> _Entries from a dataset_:
★ ★ ★ ★ ★ ★ ★

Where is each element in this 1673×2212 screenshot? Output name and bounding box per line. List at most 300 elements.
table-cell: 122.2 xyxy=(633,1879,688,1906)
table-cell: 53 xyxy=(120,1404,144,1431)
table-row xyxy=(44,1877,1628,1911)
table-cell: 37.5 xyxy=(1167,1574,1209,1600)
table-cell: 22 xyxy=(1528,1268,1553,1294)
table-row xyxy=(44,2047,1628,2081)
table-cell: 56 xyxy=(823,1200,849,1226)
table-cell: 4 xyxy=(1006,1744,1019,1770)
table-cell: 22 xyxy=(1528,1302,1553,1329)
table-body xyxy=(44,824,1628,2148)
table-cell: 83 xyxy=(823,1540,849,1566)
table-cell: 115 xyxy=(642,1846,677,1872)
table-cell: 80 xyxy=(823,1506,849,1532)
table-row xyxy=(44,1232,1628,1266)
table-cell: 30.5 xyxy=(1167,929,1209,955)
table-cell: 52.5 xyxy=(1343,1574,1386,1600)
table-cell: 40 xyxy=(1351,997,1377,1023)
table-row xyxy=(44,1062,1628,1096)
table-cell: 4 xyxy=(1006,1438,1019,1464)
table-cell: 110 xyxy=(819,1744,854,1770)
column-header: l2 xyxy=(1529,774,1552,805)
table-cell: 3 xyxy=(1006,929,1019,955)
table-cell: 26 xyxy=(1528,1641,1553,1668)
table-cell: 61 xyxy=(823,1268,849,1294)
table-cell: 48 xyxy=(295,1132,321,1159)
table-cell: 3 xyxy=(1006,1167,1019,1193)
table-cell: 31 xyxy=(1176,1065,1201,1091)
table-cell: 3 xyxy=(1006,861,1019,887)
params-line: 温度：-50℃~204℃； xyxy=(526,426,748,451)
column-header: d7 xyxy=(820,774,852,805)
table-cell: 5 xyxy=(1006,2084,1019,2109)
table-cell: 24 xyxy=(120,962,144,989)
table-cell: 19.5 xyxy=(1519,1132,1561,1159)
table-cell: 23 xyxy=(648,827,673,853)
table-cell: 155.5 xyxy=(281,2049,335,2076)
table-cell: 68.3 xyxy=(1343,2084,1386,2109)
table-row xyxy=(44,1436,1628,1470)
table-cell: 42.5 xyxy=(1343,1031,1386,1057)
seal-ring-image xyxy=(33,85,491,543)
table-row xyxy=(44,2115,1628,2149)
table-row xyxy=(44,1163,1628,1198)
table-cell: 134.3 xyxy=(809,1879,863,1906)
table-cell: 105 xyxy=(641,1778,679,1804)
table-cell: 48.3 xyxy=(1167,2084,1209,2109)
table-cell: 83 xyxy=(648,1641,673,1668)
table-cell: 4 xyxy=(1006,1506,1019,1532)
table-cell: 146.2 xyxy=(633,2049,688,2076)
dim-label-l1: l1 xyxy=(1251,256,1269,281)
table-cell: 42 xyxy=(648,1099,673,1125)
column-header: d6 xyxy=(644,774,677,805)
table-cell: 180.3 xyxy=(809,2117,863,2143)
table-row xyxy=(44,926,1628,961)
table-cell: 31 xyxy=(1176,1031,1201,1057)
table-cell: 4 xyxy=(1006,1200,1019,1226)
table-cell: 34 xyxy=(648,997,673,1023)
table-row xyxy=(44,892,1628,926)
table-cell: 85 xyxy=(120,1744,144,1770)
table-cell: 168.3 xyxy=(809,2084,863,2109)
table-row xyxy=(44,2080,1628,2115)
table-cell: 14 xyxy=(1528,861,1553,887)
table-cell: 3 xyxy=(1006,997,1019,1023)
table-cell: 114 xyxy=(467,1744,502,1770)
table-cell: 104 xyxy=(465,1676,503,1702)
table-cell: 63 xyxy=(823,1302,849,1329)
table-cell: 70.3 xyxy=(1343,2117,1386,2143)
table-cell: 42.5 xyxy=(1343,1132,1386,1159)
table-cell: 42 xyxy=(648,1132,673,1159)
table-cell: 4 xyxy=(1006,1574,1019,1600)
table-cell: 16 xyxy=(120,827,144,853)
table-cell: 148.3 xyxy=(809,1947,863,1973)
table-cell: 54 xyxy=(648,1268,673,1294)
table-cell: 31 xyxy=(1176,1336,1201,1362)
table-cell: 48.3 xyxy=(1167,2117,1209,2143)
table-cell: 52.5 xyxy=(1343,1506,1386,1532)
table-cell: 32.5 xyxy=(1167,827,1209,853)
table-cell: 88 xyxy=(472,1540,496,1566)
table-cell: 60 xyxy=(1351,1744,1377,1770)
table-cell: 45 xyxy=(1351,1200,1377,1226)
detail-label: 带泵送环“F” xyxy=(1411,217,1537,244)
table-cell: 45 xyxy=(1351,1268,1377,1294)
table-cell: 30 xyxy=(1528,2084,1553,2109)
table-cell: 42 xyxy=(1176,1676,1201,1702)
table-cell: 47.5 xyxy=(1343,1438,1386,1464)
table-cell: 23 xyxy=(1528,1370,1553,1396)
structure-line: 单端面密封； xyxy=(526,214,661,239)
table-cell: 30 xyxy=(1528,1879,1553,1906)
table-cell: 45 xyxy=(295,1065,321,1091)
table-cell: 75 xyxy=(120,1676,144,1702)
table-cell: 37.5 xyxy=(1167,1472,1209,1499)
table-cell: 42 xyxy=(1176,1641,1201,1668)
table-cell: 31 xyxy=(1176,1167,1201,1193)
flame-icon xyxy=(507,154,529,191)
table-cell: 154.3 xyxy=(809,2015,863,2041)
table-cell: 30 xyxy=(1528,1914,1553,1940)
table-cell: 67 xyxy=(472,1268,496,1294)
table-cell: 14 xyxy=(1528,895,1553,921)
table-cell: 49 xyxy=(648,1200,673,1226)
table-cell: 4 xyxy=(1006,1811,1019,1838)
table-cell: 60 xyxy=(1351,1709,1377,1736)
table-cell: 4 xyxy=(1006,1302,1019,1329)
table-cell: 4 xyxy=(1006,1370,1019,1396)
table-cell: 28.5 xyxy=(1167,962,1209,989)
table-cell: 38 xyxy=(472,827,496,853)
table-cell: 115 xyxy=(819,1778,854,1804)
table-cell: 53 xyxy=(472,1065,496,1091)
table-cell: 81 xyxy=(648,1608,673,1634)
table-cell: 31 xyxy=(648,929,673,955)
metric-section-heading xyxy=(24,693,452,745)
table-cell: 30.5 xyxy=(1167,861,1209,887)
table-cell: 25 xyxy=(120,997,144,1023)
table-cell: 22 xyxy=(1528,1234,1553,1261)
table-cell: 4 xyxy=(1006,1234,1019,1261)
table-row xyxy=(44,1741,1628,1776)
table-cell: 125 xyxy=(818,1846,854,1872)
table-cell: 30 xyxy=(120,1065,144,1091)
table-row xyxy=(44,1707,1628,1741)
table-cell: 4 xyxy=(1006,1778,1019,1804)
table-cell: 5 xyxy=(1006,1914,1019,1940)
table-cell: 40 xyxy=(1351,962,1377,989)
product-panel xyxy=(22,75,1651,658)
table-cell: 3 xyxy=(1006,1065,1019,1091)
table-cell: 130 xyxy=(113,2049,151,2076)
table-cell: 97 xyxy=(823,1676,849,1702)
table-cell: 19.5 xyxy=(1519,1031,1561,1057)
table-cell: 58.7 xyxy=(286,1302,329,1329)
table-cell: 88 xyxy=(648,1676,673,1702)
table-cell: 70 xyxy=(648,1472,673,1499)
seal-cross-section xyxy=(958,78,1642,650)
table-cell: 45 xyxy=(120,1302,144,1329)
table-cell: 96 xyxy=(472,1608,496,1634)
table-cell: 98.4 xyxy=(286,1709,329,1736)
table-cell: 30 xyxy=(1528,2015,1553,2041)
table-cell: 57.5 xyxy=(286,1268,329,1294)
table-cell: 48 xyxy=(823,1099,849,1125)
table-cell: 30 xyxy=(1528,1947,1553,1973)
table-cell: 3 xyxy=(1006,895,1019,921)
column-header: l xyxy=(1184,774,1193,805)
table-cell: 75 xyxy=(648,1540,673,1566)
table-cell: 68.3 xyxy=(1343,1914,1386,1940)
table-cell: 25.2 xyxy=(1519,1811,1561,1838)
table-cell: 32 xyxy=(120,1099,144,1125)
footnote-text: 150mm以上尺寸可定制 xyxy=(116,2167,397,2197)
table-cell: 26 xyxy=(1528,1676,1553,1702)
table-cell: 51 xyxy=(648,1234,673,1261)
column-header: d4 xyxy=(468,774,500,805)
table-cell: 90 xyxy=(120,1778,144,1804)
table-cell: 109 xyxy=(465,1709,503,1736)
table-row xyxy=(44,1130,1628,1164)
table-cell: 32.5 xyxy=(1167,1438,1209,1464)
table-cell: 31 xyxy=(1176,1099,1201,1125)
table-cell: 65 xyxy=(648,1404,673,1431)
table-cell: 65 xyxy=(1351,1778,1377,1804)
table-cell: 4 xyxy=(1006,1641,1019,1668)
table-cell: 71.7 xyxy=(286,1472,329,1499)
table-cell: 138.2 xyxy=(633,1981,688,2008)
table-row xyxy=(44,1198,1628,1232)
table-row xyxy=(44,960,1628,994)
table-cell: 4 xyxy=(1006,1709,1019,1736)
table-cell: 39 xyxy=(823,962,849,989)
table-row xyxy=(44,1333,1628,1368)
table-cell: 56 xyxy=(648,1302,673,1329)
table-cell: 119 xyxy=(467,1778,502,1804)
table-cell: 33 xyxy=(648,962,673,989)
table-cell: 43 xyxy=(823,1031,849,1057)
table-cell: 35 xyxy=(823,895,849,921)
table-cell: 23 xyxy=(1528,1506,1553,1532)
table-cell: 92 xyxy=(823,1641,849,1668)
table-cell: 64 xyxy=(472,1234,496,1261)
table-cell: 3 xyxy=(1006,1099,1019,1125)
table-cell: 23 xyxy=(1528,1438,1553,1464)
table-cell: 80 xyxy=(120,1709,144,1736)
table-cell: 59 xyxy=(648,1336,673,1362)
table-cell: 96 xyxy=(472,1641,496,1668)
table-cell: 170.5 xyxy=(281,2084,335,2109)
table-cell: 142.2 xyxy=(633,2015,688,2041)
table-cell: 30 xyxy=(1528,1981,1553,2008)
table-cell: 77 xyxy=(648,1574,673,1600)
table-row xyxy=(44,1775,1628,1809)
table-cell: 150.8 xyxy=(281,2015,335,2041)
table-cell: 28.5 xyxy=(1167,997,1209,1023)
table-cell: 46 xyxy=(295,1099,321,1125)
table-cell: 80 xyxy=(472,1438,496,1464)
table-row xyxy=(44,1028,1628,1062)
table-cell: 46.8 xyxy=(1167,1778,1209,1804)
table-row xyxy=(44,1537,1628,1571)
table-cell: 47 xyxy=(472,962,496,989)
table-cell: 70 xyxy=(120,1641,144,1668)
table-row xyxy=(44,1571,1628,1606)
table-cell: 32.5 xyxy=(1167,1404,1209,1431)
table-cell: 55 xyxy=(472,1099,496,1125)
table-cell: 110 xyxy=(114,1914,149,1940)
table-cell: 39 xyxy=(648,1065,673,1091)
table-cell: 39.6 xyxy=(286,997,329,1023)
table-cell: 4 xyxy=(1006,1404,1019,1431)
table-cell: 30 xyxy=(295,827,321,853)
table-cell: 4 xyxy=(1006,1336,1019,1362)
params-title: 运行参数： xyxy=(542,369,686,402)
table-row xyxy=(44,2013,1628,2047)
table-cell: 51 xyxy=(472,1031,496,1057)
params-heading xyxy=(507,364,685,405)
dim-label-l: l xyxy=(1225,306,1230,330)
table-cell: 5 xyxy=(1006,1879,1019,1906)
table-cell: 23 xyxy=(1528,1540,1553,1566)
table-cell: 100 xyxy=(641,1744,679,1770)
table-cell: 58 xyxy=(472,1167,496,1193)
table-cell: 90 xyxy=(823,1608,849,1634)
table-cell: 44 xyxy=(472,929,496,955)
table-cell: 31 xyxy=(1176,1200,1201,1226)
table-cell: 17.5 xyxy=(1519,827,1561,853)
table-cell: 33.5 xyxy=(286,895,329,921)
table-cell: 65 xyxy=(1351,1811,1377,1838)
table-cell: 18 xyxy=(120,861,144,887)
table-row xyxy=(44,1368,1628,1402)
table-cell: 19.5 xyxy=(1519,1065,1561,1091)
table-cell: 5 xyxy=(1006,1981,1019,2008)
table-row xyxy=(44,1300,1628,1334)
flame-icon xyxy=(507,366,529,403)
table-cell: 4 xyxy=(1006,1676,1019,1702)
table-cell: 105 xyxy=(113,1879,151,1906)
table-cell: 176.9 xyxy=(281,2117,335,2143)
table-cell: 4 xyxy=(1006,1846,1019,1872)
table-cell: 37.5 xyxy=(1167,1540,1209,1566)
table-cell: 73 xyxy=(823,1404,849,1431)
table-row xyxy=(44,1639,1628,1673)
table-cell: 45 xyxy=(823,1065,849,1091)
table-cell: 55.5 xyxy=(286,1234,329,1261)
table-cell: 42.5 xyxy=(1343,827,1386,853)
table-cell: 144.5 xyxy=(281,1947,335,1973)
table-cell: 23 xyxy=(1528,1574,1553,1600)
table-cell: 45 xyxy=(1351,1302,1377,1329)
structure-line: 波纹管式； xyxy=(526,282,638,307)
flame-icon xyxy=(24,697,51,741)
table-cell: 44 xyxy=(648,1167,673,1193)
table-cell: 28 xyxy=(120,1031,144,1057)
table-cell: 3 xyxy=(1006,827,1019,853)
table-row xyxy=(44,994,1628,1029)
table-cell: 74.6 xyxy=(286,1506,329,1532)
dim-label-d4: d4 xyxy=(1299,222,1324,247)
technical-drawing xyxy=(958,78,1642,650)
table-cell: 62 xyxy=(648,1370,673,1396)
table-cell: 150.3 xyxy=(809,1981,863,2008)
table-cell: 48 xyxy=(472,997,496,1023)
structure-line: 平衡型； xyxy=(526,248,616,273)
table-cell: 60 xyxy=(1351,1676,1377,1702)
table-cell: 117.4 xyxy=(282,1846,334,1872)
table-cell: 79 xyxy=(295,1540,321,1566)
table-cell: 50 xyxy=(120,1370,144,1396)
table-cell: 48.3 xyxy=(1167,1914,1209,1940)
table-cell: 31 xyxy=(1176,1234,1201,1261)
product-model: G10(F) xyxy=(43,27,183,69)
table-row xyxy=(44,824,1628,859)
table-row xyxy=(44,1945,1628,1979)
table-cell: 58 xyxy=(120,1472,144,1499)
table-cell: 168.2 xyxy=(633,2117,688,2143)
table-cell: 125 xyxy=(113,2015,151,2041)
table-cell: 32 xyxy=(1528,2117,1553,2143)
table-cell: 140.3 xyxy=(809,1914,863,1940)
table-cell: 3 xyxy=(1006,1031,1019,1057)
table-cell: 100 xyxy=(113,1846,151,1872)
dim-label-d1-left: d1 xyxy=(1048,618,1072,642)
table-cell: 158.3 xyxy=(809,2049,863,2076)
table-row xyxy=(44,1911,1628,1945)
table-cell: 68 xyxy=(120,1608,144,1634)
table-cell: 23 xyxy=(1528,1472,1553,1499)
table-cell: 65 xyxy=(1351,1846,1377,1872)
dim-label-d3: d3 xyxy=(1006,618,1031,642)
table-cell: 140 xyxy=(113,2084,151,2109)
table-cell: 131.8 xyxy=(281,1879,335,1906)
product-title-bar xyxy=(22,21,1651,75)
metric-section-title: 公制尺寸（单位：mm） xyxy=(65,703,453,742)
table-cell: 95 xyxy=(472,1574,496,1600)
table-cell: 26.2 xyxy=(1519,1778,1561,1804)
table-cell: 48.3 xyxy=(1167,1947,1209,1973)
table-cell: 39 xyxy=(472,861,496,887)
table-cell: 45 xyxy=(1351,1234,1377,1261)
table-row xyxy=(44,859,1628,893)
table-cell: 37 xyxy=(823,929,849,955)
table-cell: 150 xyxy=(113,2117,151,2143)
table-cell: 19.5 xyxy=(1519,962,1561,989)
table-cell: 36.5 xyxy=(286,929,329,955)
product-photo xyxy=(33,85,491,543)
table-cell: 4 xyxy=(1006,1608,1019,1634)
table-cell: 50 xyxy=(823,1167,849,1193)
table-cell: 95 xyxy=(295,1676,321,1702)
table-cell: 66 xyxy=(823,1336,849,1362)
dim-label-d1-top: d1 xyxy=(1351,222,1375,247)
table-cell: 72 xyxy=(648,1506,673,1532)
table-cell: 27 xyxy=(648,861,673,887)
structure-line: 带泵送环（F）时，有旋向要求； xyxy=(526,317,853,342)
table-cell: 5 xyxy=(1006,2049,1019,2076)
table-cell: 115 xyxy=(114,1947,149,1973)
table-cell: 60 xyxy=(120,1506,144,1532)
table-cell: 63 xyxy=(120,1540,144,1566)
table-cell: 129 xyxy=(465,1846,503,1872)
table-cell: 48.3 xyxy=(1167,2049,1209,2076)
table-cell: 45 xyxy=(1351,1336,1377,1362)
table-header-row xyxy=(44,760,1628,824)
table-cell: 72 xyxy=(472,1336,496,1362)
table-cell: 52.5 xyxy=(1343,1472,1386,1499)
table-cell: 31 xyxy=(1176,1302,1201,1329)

★ ★ ★ ★ ★ ★ ★

> _OBJECTIVE_:
Return the entries above word for word, from the very first line through the line containing "column-header: d7 xyxy=(820,774,852,805)", with both ends included.

> _EXERCISE RESULT_:
Where is each element in this 1673×2212 screenshot? Output name and bounding box per line. List at most 300 elements.
table-cell: 122.2 xyxy=(633,1879,688,1906)
table-cell: 53 xyxy=(120,1404,144,1431)
table-row xyxy=(44,1877,1628,1911)
table-cell: 37.5 xyxy=(1167,1574,1209,1600)
table-cell: 22 xyxy=(1528,1268,1553,1294)
table-row xyxy=(44,2047,1628,2081)
table-cell: 56 xyxy=(823,1200,849,1226)
table-cell: 4 xyxy=(1006,1744,1019,1770)
table-cell: 22 xyxy=(1528,1302,1553,1329)
table-body xyxy=(44,824,1628,2148)
table-cell: 83 xyxy=(823,1540,849,1566)
table-cell: 115 xyxy=(642,1846,677,1872)
table-cell: 80 xyxy=(823,1506,849,1532)
table-row xyxy=(44,1232,1628,1266)
table-cell: 30.5 xyxy=(1167,929,1209,955)
table-cell: 52.5 xyxy=(1343,1574,1386,1600)
table-cell: 40 xyxy=(1351,997,1377,1023)
table-row xyxy=(44,1062,1628,1096)
table-cell: 4 xyxy=(1006,1438,1019,1464)
table-cell: 110 xyxy=(819,1744,854,1770)
column-header: l2 xyxy=(1529,774,1552,805)
table-cell: 3 xyxy=(1006,929,1019,955)
table-cell: 26 xyxy=(1528,1641,1553,1668)
table-cell: 61 xyxy=(823,1268,849,1294)
table-cell: 48 xyxy=(295,1132,321,1159)
table-cell: 3 xyxy=(1006,1167,1019,1193)
table-cell: 31 xyxy=(1176,1065,1201,1091)
table-cell: 3 xyxy=(1006,861,1019,887)
params-line: 温度：-50℃~204℃； xyxy=(526,426,748,451)
column-header: d7 xyxy=(820,774,852,805)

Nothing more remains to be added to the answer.